» **Exercise description**: Read the lines that follow and pick out every one containing the word "Temperature".

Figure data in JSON
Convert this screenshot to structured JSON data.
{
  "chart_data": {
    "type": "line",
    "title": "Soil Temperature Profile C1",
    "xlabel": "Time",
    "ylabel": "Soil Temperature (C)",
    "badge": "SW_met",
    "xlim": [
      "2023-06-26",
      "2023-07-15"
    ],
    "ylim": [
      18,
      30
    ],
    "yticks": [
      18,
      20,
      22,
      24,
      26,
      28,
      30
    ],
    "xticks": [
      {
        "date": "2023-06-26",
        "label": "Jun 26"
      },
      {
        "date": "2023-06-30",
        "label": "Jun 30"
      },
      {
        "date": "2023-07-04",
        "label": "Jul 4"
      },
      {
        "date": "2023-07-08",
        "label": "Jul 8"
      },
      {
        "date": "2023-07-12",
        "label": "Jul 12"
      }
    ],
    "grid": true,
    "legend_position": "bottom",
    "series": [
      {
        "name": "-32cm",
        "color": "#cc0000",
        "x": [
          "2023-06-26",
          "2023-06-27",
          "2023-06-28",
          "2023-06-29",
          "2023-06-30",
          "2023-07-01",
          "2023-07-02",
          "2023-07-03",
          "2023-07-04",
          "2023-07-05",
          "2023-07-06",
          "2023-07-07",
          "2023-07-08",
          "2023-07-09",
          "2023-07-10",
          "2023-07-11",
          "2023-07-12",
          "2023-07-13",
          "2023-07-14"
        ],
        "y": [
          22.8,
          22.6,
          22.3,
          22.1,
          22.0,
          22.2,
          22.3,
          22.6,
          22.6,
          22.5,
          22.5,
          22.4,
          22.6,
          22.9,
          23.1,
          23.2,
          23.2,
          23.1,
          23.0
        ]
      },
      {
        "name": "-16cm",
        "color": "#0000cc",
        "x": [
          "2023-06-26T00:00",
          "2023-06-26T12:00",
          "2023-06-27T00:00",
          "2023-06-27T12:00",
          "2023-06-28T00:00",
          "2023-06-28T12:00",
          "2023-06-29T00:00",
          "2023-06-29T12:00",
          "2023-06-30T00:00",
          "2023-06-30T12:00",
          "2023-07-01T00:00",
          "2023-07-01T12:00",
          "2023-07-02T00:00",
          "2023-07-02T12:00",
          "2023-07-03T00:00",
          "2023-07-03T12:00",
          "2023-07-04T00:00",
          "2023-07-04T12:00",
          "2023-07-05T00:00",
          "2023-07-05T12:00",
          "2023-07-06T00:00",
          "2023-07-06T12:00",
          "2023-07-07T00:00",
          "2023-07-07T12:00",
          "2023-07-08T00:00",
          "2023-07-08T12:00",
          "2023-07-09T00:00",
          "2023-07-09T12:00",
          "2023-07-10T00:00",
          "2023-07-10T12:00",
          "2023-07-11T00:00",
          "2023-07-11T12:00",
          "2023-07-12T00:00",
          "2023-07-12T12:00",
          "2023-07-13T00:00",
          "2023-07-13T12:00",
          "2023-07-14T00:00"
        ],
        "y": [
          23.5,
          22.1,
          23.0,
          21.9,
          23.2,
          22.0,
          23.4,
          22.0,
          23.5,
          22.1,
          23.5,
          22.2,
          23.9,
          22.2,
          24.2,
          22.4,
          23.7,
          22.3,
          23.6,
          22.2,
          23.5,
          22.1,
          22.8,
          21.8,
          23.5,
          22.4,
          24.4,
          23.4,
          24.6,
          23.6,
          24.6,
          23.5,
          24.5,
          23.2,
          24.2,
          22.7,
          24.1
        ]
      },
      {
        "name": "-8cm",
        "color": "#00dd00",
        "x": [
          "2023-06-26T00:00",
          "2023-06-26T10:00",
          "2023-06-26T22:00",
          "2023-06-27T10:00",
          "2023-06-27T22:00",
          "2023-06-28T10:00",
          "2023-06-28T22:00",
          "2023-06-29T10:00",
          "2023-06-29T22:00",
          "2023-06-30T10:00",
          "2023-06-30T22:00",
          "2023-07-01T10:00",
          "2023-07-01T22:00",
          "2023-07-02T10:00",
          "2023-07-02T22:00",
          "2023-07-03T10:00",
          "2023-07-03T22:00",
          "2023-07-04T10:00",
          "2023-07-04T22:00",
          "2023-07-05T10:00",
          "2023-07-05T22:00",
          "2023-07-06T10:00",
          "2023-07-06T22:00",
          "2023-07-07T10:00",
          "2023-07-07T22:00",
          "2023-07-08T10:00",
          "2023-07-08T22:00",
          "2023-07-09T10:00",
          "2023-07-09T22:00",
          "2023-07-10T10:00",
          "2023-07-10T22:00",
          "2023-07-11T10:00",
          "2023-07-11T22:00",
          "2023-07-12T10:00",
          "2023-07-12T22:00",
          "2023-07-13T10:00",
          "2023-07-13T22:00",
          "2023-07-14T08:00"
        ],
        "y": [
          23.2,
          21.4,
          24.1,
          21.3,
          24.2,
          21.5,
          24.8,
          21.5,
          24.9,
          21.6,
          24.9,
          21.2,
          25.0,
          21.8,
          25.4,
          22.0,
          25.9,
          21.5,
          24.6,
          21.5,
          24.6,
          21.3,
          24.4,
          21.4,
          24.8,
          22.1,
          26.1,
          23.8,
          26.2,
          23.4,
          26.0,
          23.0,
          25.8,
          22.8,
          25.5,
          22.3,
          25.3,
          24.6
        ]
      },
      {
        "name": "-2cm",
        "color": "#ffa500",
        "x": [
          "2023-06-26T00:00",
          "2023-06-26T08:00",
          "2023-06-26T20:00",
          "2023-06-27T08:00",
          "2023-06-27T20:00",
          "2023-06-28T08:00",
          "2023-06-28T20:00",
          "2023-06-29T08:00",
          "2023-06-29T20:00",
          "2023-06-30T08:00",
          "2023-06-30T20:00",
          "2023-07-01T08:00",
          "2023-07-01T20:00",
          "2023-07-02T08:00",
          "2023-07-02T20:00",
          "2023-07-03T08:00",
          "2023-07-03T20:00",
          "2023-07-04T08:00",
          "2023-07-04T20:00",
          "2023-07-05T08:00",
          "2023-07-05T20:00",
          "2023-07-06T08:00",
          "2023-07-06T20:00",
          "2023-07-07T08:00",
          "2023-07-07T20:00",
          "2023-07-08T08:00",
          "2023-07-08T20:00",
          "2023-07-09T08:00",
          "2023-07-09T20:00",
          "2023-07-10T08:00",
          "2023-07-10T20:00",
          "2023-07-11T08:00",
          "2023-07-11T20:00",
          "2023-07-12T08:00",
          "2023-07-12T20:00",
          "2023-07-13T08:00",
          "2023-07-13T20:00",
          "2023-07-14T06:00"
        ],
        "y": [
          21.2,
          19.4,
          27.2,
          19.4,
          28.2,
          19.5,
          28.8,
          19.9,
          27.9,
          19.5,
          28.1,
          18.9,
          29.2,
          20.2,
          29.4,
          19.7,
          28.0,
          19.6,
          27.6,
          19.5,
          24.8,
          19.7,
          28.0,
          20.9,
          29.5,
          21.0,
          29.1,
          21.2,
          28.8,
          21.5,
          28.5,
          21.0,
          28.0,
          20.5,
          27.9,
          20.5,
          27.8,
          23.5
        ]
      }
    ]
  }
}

» **Complete output**:
    "title": "Soil Temperature Profile C1",
    "ylabel": "Soil Temperature (C)",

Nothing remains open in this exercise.